#### DIRECTION
Reproduce the complete listing without any deviation.

___ EXTRACTED DATA

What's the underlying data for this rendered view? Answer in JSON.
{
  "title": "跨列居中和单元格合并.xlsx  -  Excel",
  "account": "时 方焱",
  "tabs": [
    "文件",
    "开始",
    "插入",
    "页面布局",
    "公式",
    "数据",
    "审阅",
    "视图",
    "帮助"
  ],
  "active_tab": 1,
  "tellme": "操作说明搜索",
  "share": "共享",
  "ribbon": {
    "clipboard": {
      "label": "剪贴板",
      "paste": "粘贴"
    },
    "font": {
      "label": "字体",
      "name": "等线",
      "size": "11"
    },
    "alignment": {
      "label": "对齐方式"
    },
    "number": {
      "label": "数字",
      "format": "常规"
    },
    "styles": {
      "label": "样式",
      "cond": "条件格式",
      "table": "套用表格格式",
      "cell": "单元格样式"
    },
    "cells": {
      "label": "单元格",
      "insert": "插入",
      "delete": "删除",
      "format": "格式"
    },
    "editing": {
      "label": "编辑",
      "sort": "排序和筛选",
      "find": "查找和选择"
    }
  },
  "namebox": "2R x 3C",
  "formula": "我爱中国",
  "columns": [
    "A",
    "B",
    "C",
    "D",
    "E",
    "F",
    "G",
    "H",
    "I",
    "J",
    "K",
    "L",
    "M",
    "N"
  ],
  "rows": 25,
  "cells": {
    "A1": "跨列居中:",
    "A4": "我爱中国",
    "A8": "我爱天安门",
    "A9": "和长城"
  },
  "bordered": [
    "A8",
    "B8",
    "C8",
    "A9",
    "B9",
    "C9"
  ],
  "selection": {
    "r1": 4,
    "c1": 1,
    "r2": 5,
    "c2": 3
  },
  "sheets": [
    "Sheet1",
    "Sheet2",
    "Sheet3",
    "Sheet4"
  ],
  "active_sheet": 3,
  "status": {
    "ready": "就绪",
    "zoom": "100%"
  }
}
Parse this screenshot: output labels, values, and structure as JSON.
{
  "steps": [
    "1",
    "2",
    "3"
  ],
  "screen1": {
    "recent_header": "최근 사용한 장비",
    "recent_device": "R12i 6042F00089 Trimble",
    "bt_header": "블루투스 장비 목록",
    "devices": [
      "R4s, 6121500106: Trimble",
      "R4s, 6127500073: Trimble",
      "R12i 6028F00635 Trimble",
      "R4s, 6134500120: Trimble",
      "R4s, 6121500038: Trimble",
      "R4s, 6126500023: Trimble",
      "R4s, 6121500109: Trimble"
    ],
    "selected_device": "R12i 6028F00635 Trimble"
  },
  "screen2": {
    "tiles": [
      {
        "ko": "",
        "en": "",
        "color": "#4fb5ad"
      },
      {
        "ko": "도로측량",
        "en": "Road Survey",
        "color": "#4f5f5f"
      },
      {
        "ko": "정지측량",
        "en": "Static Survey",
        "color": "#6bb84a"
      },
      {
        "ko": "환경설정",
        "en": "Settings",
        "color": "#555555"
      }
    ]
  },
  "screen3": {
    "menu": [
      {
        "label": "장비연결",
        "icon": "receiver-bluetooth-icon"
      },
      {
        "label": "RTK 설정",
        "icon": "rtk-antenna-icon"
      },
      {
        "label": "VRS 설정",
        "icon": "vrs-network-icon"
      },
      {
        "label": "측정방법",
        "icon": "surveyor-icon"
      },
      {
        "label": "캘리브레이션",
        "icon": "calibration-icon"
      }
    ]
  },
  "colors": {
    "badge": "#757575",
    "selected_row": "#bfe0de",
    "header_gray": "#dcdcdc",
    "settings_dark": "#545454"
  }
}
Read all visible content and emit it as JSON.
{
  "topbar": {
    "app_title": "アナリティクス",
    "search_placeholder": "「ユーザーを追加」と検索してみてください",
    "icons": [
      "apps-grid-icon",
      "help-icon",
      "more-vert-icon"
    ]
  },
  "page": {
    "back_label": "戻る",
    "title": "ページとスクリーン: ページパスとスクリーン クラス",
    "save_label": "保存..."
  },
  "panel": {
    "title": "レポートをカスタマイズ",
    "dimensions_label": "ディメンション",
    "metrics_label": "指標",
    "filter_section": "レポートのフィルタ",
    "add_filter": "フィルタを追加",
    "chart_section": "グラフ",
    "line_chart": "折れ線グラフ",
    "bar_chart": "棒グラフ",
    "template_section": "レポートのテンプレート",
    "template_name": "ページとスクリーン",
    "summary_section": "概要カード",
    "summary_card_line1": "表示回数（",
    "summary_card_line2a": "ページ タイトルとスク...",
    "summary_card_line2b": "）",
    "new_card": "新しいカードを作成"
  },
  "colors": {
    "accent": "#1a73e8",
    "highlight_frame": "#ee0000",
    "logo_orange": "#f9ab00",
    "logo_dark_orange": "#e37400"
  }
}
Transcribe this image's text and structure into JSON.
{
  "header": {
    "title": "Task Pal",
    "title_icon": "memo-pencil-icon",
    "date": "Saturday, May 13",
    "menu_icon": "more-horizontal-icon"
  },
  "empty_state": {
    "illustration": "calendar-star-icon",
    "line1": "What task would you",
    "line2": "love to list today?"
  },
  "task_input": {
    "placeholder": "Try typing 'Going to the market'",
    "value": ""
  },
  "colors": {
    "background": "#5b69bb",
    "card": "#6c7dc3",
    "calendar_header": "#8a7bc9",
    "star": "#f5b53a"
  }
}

______

#### WRITTEN SOLUTION
What's the underlying data for this rendered view? Answer in JSON.
{
  "title": "跨列居中和单元格合并.xlsx  -  Excel",
  "account": "时 方焱",
  "tabs": [
    "文件",
    "开始",
    "插入",
    "页面布局",
    "公式",
    "数据",
    "审阅",
    "视图",
    "帮助"
  ],
  "active_tab": 1,
  "tellme": "操作说明搜索",
  "share": "共享",
  "ribbon": {
    "clipboard": {
      "label": "剪贴板",
      "paste": "粘贴"
    },
    "font": {
      "label": "字体",
      "name": "等线",
      "size": "11"
    },
    "alignment": {
      "label": "对齐方式"
    },
    "number": {
      "label": "数字",
      "format": "常规"
    },
    "styles": {
      "label": "样式",
      "cond": "条件格式",
      "table": "套用表格格式",
      "cell": "单元格样式"
    },
    "cells": {
      "label": "单元格",
      "insert": "插入",
      "delete": "删除",
      "format": "格式"
    },
    "editing": {
      "label": "编辑",
      "sort": "排序和筛选",
      "find": "查找和选择"
    }
  },
  "namebox": "2R x 3C",
  "formula": "我爱中国",
  "columns": [
    "A",
    "B",
    "C",
    "D",
    "E",
    "F",
    "G",
    "H",
    "I",
    "J",
    "K",
    "L",
    "M",
    "N"
  ],
  "rows": 25,
  "cells": {
    "A1": "跨列居中:",
    "A4": "我爱中国",
    "A8": "我爱天安门",
    "A9": "和长城"
  },
  "bordered": [
    "A8",
    "B8",
    "C8",
    "A9",
    "B9",
    "C9"
  ],
  "selection": {
    "r1": 4,
    "c1": 1,
    "r2": 5,
    "c2": 3
  },
  "sheets": [
    "Sheet1",
    "Sheet2",
    "Sheet3",
    "Sheet4"
  ],
  "active_sheet": 3,
  "status": {
    "ready": "就绪",
    "zoom": "100%"
  }
}
Parse this screenshot: output labels, values, and structure as JSON.
{
  "steps": [
    "1",
    "2",
    "3"
  ],
  "screen1": {
    "recent_header": "최근 사용한 장비",
    "recent_device": "R12i 6042F00089 Trimble",
    "bt_header": "블루투스 장비 목록",
    "devices": [
      "R4s, 6121500106: Trimble",
      "R4s, 6127500073: Trimble",
      "R12i 6028F00635 Trimble",
      "R4s, 6134500120: Trimble",
      "R4s, 6121500038: Trimble",
      "R4s, 6126500023: Trimble",
      "R4s, 6121500109: Trimble"
    ],
    "selected_device": "R12i 6028F00635 Trimble"
  },
  "screen2": {
    "tiles": [
      {
        "ko": "",
        "en": "",
        "color": "#4fb5ad"
      },
      {
        "ko": "도로측량",
        "en": "Road Survey",
        "color": "#4f5f5f"
      },
      {
        "ko": "정지측량",
        "en": "Static Survey",
        "color": "#6bb84a"
      },
      {
        "ko": "환경설정",
        "en": "Settings",
        "color": "#555555"
      }
    ]
  },
  "screen3": {
    "menu": [
      {
        "label": "장비연결",
        "icon": "receiver-bluetooth-icon"
      },
      {
        "label": "RTK 설정",
        "icon": "rtk-antenna-icon"
      },
      {
        "label": "VRS 설정",
        "icon": "vrs-network-icon"
      },
      {
        "label": "측정방법",
        "icon": "surveyor-icon"
      },
      {
        "label": "캘리브레이션",
        "icon": "calibration-icon"
      }
    ]
  },
  "colors": {
    "badge": "#757575",
    "selected_row": "#bfe0de",
    "header_gray": "#dcdcdc",
    "settings_dark": "#545454"
  }
}
Read all visible content and emit it as JSON.
{
  "topbar": {
    "app_title": "アナリティクス",
    "search_placeholder": "「ユーザーを追加」と検索してみてください",
    "icons": [
      "apps-grid-icon",
      "help-icon",
      "more-vert-icon"
    ]
  },
  "page": {
    "back_label": "戻る",
    "title": "ページとスクリーン: ページパスとスクリーン クラス",
    "save_label": "保存..."
  },
  "panel": {
    "title": "レポートをカスタマイズ",
    "dimensions_label": "ディメンション",
    "metrics_label": "指標",
    "filter_section": "レポートのフィルタ",
    "add_filter": "フィルタを追加",
    "chart_section": "グラフ",
    "line_chart": "折れ線グラフ",
    "bar_chart": "棒グラフ",
    "template_section": "レポートのテンプレート",
    "template_name": "ページとスクリーン",
    "summary_section": "概要カード",
    "summary_card_line1": "表示回数（",
    "summary_card_line2a": "ページ タイトルとスク...",
    "summary_card_line2b": "）",
    "new_card": "新しいカードを作成"
  },
  "colors": {
    "accent": "#1a73e8",
    "highlight_frame": "#ee0000",
    "logo_orange": "#f9ab00",
    "logo_dark_orange": "#e37400"
  }
}
Transcribe this image's text and structure into JSON.
{
  "header": {
    "title": "Task Pal",
    "title_icon": "memo-pencil-icon",
    "date": "Saturday, May 13",
    "menu_icon": "more-horizontal-icon"
  },
  "empty_state": {
    "illustration": "calendar-star-icon",
    "line1": "What task would you",
    "line2": "love to list today?"
  },
  "task_input": {
    "placeholder": "Try typing 'Going to the market'",
    "value": ""
  },
  "colors": {
    "background": "#5b69bb",
    "card": "#6c7dc3",
    "calendar_header": "#8a7bc9",
    "star": "#f5b53a"
  }
}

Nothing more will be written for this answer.